◆ **Stated problem**:
Render every entry verbatim.

◆ **Rows**:
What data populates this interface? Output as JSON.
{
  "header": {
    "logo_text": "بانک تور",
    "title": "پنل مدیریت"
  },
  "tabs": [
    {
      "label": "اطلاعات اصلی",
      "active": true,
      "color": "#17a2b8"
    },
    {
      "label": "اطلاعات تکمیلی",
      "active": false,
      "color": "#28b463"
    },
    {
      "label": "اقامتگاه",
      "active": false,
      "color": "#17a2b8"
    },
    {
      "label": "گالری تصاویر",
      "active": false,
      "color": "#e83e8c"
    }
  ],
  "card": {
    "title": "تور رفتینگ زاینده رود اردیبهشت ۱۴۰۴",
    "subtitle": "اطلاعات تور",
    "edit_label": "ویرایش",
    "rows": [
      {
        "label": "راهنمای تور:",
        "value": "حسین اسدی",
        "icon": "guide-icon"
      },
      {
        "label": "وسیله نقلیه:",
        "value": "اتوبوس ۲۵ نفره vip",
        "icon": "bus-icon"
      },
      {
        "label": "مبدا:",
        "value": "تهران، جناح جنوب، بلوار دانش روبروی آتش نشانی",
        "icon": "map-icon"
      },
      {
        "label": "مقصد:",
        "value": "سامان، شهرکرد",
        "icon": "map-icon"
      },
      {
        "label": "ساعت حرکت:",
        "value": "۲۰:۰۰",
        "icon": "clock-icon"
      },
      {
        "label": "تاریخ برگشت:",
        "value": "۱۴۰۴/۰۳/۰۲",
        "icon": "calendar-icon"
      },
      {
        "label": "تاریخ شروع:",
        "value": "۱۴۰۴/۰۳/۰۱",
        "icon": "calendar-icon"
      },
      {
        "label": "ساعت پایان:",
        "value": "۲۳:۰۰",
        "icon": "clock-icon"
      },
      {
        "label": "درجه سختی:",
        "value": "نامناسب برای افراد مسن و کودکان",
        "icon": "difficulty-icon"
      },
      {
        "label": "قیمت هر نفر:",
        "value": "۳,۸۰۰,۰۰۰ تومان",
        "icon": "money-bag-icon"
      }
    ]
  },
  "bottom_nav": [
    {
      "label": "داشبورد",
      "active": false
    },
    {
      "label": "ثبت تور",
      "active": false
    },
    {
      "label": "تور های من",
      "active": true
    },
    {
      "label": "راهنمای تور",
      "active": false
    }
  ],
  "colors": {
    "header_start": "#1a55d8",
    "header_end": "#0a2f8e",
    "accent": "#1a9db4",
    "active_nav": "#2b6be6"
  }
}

◆ **Complete output**:
What data populates this interface? Output as JSON.
{
  "header": {
    "logo_text": "بانک تور",
    "title": "پنل مدیریت"
  },
  "tabs": [
    {
      "label": "اطلاعات اصلی",
      "active": true,
      "color": "#17a2b8"
    },
    {
      "label": "اطلاعات تکمیلی",
      "active": false,
      "color": "#28b463"
    },
    {
      "label": "اقامتگاه",
      "active": false,
      "color": "#17a2b8"
    },
    {
      "label": "گالری تصاویر",
      "active": false,
      "color": "#e83e8c"
    }
  ],
  "card": {
    "title": "تور رفتینگ زاینده رود اردیبهشت ۱۴۰۴",
    "subtitle": "اطلاعات تور",
    "edit_label": "ویرایش",
    "rows": [
      {
        "label": "راهنمای تور:",
        "value": "حسین اسدی",
        "icon": "guide-icon"
      },
      {
        "label": "وسیله نقلیه:",
        "value": "اتوبوس ۲۵ نفره vip",
        "icon": "bus-icon"
      },
      {
        "label": "مبدا:",
        "value": "تهران، جناح جنوب، بلوار دانش روبروی آتش نشانی",
        "icon": "map-icon"
      },
      {
        "label": "مقصد:",
        "value": "سامان، شهرکرد",
        "icon": "map-icon"
      },
      {
        "label": "ساعت حرکت:",
        "value": "۲۰:۰۰",
        "icon": "clock-icon"
      },
      {
        "label": "تاریخ برگشت:",
        "value": "۱۴۰۴/۰۳/۰۲",
        "icon": "calendar-icon"
      },
      {
        "label": "تاریخ شروع:",
        "value": "۱۴۰۴/۰۳/۰۱",
        "icon": "calendar-icon"
      },
      {
        "label": "ساعت پایان:",
        "value": "۲۳:۰۰",
        "icon": "clock-icon"
      },
      {
        "label": "درجه سختی:",
        "value": "نامناسب برای افراد مسن و کودکان",
        "icon": "difficulty-icon"
      },
      {
        "label": "قیمت هر نفر:",
        "value": "۳,۸۰۰,۰۰۰ تومان",
        "icon": "money-bag-icon"
      }
    ]
  },
  "bottom_nav": [
    {
      "label": "داشبورد",
      "active": false
    },
    {
      "label": "ثبت تور",
      "active": false
    },
    {
      "label": "تور های من",
      "active": true
    },
    {
      "label": "راهنمای تور",
      "active": false
    }
  ],
  "colors": {
    "header_start": "#1a55d8",
    "header_end": "#0a2f8e",
    "accent": "#1a9db4",
    "active_nav": "#2b6be6"
  }
}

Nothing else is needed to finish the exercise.